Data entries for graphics
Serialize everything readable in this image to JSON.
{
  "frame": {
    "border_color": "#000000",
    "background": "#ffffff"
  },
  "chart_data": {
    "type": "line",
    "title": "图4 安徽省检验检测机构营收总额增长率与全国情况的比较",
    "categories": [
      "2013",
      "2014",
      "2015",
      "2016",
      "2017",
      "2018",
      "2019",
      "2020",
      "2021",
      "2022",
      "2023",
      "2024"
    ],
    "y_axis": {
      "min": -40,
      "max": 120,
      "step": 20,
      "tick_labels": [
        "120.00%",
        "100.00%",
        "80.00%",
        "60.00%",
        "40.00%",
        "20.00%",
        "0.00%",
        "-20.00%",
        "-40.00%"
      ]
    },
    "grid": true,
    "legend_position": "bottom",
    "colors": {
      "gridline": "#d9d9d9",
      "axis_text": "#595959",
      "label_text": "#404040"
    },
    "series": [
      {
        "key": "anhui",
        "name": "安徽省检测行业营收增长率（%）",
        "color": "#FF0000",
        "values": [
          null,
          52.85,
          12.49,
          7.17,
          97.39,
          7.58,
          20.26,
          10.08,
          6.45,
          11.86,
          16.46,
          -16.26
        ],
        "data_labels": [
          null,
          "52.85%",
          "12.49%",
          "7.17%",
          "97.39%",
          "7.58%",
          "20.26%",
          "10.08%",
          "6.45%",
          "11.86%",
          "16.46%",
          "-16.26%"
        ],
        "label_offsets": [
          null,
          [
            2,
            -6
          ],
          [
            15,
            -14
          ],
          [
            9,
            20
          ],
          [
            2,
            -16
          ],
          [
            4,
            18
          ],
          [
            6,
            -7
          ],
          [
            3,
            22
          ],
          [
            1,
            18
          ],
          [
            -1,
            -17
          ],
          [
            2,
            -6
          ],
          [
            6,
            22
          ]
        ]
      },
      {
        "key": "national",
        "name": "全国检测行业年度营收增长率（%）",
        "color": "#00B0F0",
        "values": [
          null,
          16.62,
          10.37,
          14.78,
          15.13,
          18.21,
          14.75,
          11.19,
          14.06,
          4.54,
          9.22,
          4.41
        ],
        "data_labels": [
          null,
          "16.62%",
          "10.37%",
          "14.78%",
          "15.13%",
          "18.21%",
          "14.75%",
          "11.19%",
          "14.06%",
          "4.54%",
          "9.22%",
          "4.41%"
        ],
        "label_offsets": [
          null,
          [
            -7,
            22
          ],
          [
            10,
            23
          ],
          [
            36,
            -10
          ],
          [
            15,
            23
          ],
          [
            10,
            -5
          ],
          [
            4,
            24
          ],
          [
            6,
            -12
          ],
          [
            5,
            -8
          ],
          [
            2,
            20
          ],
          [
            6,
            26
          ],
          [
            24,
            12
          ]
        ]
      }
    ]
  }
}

* [Exercise description]: Reproduce every record, matching each line exactly.

* [Solution]:
Serialize everything readable in this image to JSON.
{
  "frame": {
    "border_color": "#000000",
    "background": "#ffffff"
  },
  "chart_data": {
    "type": "line",
    "title": "图4 安徽省检验检测机构营收总额增长率与全国情况的比较",
    "categories": [
      "2013",
      "2014",
      "2015",
      "2016",
      "2017",
      "2018",
      "2019",
      "2020",
      "2021",
      "2022",
      "2023",
      "2024"
    ],
    "y_axis": {
      "min": -40,
      "max": 120,
      "step": 20,
      "tick_labels": [
        "120.00%",
        "100.00%",
        "80.00%",
        "60.00%",
        "40.00%",
        "20.00%",
        "0.00%",
        "-20.00%",
        "-40.00%"
      ]
    },
    "grid": true,
    "legend_position": "bottom",
    "colors": {
      "gridline": "#d9d9d9",
      "axis_text": "#595959",
      "label_text": "#404040"
    },
    "series": [
      {
        "key": "anhui",
        "name": "安徽省检测行业营收增长率（%）",
        "color": "#FF0000",
        "values": [
          null,
          52.85,
          12.49,
          7.17,
          97.39,
          7.58,
          20.26,
          10.08,
          6.45,
          11.86,
          16.46,
          -16.26
        ],
        "data_labels": [
          null,
          "52.85%",
          "12.49%",
          "7.17%",
          "97.39%",
          "7.58%",
          "20.26%",
          "10.08%",
          "6.45%",
          "11.86%",
          "16.46%",
          "-16.26%"
        ],
        "label_offsets": [
          null,
          [
            2,
            -6
          ],
          [
            15,
            -14
          ],
          [
            9,
            20
          ],
          [
            2,
            -16
          ],
          [
            4,
            18
          ],
          [
            6,
            -7
          ],
          [
            3,
            22
          ],
          [
            1,
            18
          ],
          [
            -1,
            -17
          ],
          [
            2,
            -6
          ],
          [
            6,
            22
          ]
        ]
      },
      {
        "key": "national",
        "name": "全国检测行业年度营收增长率（%）",
        "color": "#00B0F0",
        "values": [
          null,
          16.62,
          10.37,
          14.78,
          15.13,
          18.21,
          14.75,
          11.19,
          14.06,
          4.54,
          9.22,
          4.41
        ],
        "data_labels": [
          null,
          "16.62%",
          "10.37%",
          "14.78%",
          "15.13%",
          "18.21%",
          "14.75%",
          "11.19%",
          "14.06%",
          "4.54%",
          "9.22%",
          "4.41%"
        ],
        "label_offsets": [
          null,
          [
            -7,
            22
          ],
          [
            10,
            23
          ],
          [
            36,
            -10
          ],
          [
            15,
            23
          ],
          [
            10,
            -5
          ],
          [
            4,
            24
          ],
          [
            6,
            -12
          ],
          [
            5,
            -8
          ],
          [
            2,
            20
          ],
          [
            6,
            26
          ],
          [
            24,
            12
          ]
        ]
      }
    ]
  }
}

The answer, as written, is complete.